Bulldozer (microarchitecture)

From Infogalactic: the planetary knowledge core
Jump to: navigation, search
Bulldozer - Family 15h
Produced From late 2011 to present
Common manufacturer(s)
Min. feature size 32 nm
Instruction set x86-64
Socket(s)
Predecessor Family 10h (K10)
Successor Piledriver - Family 15h (2nd-gen)
Core name(s)

The AMD Bulldozer Family 15h is a microprocessor microarchitecture for the FX and Opteron line of processors, developed by AMD for the desktop and server markets.[1][2] Bulldozer is the codename for this family of microarchitectures. It was released on October 12, 2011 as the successor to the K10 microarchitecture.

Bulldozer is designed from scratch, not a development of earlier processors.[3] The core is specifically aimed at computing products with TDPs of 10 to 125 watts. AMD claims dramatic performance-per-watt efficiency improvements in high-performance computing (HPC) applications with Bulldozer cores.

- [TO-DO LIST]
**1.** Based on the Bulldozer microarchitecture article, explain in one to three sentences what purpose AMD developed the Family 15h microarchitecture for.
**2.** Write the next part of the Bulldozer microarchitecture article, picking up after its final sentence.

- [GIVEN INFORMATION]
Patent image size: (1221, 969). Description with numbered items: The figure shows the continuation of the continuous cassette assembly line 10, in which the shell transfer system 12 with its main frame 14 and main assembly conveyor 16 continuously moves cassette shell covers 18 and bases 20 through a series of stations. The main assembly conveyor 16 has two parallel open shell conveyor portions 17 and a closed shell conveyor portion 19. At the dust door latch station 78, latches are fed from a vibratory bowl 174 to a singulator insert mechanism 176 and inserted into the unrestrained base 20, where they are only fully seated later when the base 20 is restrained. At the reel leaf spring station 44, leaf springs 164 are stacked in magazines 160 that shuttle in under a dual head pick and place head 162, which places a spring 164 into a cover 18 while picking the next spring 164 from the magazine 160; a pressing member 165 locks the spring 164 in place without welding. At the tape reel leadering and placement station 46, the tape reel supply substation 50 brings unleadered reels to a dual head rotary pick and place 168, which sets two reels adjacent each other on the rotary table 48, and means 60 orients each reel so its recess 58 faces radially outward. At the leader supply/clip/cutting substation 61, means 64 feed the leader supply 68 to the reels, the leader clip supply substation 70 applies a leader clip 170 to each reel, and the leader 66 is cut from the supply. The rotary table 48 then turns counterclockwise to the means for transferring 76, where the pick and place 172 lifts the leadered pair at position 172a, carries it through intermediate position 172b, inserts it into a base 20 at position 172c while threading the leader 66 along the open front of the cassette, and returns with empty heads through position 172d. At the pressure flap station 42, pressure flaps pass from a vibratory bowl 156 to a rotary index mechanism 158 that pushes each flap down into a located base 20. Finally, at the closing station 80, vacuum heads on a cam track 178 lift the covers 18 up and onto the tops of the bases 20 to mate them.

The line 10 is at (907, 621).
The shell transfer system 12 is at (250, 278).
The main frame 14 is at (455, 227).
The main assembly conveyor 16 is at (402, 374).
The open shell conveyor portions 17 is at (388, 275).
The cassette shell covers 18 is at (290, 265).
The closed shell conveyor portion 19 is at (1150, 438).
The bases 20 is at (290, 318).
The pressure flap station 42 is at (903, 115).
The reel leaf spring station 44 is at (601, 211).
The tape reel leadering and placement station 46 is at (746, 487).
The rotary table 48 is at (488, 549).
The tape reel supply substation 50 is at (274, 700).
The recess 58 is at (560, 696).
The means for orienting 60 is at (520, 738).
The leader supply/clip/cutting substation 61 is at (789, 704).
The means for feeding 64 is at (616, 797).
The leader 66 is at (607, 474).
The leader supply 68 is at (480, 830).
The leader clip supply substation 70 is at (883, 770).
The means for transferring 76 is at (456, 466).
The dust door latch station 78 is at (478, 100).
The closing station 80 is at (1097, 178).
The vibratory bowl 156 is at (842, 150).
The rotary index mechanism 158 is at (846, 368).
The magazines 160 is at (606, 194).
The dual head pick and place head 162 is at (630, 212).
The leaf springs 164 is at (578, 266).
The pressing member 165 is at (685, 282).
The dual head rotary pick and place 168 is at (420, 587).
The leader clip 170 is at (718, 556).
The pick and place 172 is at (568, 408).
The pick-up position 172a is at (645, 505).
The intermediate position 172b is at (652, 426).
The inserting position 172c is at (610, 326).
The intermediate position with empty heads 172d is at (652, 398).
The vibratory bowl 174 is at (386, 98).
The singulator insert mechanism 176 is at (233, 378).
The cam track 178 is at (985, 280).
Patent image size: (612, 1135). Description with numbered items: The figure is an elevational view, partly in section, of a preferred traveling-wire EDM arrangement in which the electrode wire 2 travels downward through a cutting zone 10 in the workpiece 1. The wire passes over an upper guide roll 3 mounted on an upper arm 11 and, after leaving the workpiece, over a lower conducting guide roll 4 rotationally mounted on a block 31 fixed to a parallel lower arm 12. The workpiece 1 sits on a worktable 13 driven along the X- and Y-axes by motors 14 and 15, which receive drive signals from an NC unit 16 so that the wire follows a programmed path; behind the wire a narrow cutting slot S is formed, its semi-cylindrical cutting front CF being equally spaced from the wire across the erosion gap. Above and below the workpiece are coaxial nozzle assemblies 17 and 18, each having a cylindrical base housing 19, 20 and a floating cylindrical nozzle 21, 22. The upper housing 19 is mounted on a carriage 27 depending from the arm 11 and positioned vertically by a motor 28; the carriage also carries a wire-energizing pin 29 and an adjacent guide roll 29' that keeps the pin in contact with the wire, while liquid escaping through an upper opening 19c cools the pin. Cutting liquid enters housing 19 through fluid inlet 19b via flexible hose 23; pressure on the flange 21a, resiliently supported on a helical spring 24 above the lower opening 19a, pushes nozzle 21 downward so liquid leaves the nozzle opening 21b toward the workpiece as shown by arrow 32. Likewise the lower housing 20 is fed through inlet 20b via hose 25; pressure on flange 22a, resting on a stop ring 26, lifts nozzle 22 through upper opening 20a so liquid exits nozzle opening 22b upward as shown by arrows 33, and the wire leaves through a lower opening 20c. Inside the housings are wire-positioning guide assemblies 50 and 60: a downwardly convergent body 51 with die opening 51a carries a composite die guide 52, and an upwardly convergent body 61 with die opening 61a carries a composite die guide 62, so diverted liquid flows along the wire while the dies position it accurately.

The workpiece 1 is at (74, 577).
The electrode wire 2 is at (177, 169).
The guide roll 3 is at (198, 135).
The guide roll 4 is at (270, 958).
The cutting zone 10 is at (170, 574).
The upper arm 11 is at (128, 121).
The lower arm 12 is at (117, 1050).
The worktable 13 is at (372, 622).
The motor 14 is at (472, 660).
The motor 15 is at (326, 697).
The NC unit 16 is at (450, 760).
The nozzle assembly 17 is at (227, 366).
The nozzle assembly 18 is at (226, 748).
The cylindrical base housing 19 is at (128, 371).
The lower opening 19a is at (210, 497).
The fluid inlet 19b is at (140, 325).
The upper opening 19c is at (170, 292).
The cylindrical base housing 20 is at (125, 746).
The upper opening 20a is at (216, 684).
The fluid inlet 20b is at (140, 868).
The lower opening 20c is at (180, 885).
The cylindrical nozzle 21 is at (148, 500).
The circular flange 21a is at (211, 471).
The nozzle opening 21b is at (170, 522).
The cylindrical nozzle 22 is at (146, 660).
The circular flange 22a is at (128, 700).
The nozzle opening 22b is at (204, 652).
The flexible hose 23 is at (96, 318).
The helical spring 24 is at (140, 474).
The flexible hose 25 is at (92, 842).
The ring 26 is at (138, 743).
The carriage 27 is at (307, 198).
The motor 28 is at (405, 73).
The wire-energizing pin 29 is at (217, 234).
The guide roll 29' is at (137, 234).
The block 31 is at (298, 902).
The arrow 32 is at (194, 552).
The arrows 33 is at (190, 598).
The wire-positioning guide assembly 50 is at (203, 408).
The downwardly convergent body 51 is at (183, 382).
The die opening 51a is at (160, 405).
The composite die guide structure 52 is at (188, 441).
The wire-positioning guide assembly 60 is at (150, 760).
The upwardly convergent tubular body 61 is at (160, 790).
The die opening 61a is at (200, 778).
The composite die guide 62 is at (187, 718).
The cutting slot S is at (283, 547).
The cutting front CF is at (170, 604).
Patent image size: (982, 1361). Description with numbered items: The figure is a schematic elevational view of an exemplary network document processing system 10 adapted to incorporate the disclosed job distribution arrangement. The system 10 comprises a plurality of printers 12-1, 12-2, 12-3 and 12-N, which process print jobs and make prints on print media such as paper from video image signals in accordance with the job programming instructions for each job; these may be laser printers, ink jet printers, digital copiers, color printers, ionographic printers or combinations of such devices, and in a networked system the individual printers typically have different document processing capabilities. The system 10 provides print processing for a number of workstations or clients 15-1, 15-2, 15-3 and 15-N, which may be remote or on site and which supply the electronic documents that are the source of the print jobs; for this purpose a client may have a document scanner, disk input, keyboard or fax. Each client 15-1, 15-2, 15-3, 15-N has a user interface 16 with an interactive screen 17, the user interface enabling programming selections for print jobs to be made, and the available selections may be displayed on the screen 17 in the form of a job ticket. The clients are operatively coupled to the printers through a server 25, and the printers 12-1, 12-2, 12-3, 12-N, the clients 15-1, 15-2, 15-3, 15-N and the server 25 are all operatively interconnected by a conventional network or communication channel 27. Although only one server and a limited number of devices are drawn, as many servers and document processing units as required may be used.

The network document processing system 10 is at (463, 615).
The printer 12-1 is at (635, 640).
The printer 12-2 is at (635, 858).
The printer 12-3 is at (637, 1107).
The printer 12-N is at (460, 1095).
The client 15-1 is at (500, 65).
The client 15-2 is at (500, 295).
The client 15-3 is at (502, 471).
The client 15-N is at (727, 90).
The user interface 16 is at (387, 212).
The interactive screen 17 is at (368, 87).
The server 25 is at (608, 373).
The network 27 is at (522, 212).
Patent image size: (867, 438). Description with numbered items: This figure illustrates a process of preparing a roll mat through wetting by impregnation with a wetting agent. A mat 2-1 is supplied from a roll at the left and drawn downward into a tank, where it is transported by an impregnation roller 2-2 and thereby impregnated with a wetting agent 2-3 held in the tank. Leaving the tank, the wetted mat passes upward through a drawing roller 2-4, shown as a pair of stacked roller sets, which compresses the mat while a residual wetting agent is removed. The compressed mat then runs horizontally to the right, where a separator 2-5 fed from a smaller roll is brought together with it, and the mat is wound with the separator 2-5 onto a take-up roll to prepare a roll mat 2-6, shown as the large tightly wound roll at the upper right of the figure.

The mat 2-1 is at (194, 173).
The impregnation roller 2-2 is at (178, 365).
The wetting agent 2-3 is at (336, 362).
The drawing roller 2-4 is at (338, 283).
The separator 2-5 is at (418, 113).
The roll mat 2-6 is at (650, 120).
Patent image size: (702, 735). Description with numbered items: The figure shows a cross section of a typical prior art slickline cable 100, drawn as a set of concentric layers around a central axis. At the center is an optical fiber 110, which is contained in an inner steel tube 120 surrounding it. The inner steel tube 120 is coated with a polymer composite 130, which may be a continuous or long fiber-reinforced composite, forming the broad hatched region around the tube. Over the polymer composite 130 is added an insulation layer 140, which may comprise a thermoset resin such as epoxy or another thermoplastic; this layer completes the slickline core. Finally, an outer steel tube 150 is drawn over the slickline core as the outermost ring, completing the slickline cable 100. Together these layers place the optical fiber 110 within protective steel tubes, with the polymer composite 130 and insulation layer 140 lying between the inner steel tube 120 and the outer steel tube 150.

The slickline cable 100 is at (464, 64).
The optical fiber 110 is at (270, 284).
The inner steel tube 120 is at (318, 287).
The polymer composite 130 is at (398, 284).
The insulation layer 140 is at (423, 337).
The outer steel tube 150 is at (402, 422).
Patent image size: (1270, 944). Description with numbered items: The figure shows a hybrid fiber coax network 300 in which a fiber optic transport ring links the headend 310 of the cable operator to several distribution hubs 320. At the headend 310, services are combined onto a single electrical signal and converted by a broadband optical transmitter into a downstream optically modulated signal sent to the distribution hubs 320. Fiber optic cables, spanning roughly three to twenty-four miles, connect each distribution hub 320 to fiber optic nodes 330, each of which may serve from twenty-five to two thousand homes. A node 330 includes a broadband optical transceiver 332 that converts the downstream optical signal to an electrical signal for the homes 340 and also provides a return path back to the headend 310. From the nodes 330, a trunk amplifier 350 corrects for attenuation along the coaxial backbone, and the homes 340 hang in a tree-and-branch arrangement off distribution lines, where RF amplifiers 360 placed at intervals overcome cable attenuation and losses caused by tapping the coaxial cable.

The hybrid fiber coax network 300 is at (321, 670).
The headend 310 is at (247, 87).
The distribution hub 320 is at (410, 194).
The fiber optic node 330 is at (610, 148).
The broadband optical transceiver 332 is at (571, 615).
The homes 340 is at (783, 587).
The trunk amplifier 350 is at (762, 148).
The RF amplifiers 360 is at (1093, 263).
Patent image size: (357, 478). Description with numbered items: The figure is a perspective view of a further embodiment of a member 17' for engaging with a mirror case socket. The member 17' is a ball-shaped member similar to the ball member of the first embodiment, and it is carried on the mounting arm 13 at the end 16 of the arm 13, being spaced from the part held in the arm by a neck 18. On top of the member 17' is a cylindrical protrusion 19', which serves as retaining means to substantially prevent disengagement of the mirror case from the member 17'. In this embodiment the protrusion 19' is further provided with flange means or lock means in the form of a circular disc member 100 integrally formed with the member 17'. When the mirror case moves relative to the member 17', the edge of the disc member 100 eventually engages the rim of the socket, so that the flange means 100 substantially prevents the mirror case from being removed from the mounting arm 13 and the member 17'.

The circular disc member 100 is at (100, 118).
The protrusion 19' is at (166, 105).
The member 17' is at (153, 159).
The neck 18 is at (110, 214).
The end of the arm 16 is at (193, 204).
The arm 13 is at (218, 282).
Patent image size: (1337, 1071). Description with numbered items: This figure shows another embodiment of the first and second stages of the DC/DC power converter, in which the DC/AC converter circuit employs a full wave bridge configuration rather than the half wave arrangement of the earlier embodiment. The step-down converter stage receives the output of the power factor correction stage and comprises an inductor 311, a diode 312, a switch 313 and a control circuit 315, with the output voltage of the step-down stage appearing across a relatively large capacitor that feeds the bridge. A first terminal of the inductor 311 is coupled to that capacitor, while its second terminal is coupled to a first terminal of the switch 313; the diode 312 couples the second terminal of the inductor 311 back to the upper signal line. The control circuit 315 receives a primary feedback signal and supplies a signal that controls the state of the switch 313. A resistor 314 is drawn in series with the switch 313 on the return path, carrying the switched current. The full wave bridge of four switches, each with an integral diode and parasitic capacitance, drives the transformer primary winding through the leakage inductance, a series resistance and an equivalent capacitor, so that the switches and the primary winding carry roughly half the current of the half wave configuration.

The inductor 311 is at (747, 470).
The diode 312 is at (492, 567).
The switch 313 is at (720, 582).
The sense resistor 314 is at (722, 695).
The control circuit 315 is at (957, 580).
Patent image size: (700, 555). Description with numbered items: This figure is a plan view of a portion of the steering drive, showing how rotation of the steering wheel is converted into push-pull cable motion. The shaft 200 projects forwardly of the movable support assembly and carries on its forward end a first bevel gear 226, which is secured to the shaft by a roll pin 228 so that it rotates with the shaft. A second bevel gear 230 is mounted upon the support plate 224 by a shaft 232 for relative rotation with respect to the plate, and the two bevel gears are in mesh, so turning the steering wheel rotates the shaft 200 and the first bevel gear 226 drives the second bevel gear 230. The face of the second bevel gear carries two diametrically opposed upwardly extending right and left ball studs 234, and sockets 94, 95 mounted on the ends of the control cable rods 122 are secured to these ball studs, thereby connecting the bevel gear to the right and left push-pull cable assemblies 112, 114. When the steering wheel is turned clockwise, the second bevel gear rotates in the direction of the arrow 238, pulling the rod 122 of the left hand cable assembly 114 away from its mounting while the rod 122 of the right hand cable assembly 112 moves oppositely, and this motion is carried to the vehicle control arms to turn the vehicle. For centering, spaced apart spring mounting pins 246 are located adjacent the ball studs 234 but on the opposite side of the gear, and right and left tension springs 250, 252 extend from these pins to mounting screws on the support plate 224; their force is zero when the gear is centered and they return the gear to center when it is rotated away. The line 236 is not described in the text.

- [RESPONSES PER TASK]
**1.** AMD developed the Bulldozer Family 15h microarchitecture for its FX and Opteron processor lines, aimed at the desktop and server markets. It was released on October 12, 2011 as the successor to the K10 microarchitecture.

**2.**
The Bulldozer cores support most of the instruction sets implemented by Intel processors available at its introduction (including SSE4.1, SSE4.2, AES, CLMUL, and AVX) as well as new instruction sets proposed by AMD; ABM, XOP, FMA4 and F16C.[4][5]

Overview

According to AMD, Bulldozer-based CPUs are based on GlobalFoundries' 32 nm Silicon on insulator (SOI) process technology and reuses the approach of DEC for multitasking computer performance with the arguments that it, according to press notes, "balances dedicated and shared computer resources to provide a highly compact, high units count design that is easily replicated on a chip for performance scaling."[6] In other words, by eliminating some of the "redundant" elements that naturally creep into multicore designs, AMD has hoped to take better advantage of its hardware capabilities, while using less power.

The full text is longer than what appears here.